*Exercise objective*:
Restate the full set of records exactly, word for word.

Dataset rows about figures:
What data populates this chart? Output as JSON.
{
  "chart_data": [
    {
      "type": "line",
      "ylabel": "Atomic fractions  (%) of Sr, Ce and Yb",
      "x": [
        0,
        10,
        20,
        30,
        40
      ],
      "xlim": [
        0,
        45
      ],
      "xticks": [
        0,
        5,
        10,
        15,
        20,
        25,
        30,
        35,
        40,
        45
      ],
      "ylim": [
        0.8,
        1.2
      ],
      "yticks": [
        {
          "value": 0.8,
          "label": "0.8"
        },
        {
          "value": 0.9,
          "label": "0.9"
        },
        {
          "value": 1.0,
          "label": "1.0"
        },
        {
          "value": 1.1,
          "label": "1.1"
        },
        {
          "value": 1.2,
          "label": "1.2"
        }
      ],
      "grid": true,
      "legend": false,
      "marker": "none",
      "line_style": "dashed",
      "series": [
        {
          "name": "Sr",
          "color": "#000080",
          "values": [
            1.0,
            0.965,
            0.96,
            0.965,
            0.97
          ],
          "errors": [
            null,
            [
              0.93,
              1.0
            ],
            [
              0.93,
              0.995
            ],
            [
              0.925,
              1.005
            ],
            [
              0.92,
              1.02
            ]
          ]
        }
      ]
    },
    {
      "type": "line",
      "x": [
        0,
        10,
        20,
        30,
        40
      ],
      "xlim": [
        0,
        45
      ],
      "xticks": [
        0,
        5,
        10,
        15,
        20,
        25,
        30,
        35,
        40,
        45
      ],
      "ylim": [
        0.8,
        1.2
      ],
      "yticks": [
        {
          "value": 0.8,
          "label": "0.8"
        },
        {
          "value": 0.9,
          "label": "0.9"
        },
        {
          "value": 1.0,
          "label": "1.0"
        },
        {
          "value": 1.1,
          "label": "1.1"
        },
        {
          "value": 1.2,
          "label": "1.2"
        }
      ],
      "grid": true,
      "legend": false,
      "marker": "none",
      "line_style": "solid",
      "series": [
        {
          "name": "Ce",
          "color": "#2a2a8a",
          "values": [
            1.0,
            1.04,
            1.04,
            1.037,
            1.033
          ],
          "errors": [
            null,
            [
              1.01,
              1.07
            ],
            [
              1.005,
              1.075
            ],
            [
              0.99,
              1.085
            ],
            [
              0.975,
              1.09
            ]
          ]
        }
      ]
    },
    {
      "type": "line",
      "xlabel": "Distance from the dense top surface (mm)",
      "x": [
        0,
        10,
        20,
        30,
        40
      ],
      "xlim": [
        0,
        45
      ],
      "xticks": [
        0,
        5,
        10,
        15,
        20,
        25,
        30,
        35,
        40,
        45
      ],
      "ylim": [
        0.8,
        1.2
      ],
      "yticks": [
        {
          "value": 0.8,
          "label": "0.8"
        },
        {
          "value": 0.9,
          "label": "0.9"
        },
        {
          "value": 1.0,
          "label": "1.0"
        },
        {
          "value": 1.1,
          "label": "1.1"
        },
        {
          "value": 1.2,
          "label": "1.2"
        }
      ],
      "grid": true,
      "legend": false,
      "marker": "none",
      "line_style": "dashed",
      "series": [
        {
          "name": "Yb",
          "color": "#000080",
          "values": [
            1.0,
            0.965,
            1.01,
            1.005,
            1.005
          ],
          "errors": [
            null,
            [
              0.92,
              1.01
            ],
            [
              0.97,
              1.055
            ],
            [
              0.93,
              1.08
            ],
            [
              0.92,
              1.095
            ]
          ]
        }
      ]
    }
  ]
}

*Expected output*:
What data populates this chart? Output as JSON.
{
  "chart_data": [
    {
      "type": "line",
      "ylabel": "Atomic fractions  (%) of Sr, Ce and Yb",
      "x": [
        0,
        10,
        20,
        30,
        40
      ],
      "xlim": [
        0,
        45
      ],
      "xticks": [
        0,
        5,
        10,
        15,
        20,
        25,
        30,
        35,
        40,
        45
      ],
      "ylim": [
        0.8,
        1.2
      ],
      "yticks": [
        {
          "value": 0.8,
          "label": "0.8"
        },
        {
          "value": 0.9,
          "label": "0.9"
        },
        {
          "value": 1.0,
          "label": "1.0"
        },
        {
          "value": 1.1,
          "label": "1.1"
        },
        {
          "value": 1.2,
          "label": "1.2"
        }
      ],
      "grid": true,
      "legend": false,
      "marker": "none",
      "line_style": "dashed",
      "series": [
        {
          "name": "Sr",
          "color": "#000080",
          "values": [
            1.0,
            0.965,
            0.96,
            0.965,
            0.97
          ],
          "errors": [
            null,
            [
              0.93,
              1.0
            ],
            [
              0.93,
              0.995
            ],
            [
              0.925,
              1.005
            ],
            [
              0.92,
              1.02
            ]
          ]
        }
      ]
    },
    {
      "type": "line",
      "x": [
        0,
        10,
        20,
        30,
        40
      ],
      "xlim": [
        0,
        45
      ],
      "xticks": [
        0,
        5,
        10,
        15,
        20,
        25,
        30,
        35,
        40,
        45
      ],
      "ylim": [
        0.8,
        1.2
      ],
      "yticks": [
        {
          "value": 0.8,
          "label": "0.8"
        },
        {
          "value": 0.9,
          "label": "0.9"
        },
        {
          "value": 1.0,
          "label": "1.0"
        },
        {
          "value": 1.1,
          "label": "1.1"
        },
        {
          "value": 1.2,
          "label": "1.2"
        }
      ],
      "grid": true,
      "legend": false,
      "marker": "none",
      "line_style": "solid",
      "series": [
        {
          "name": "Ce",
          "color": "#2a2a8a",
          "values": [
            1.0,
            1.04,
            1.04,
            1.037,
            1.033
          ],
          "errors": [
            null,
            [
              1.01,
              1.07
            ],
            [
              1.005,
              1.075
            ],
            [
              0.99,
              1.085
            ],
            [
              0.975,
              1.09
            ]
          ]
        }
      ]
    },
    {
      "type": "line",
      "xlabel": "Distance from the dense top surface (mm)",
      "x": [
        0,
        10,
        20,
        30,
        40
      ],
      "xlim": [
        0,
        45
      ],
      "xticks": [
        0,
        5,
        10,
        15,
        20,
        25,
        30,
        35,
        40,
        45
      ],
      "ylim": [
        0.8,
        1.2
      ],
      "yticks": [
        {
          "value": 0.8,
          "label": "0.8"
        },
        {
          "value": 0.9,
          "label": "0.9"
        },
        {
          "value": 1.0,
          "label": "1.0"
        },
        {
          "value": 1.1,
          "label": "1.1"
        },
        {
          "value": 1.2,
          "label": "1.2"
        }
      ],
      "grid": true,
      "legend": false,
      "marker": "none",
      "line_style": "dashed",
      "series": [
        {
          "name": "Yb",
          "color": "#000080",
          "values": [
            1.0,
            0.965,
            1.01,
            1.005,
            1.005
          ],
          "errors": [
            null,
            [
              0.92,
              1.01
            ],
            [
              0.97,
              1.055
            ],
            [
              0.93,
              1.08
            ],
            [
              0.92,
              1.095
            ]
          ]
        }
      ]
    }
  ]
}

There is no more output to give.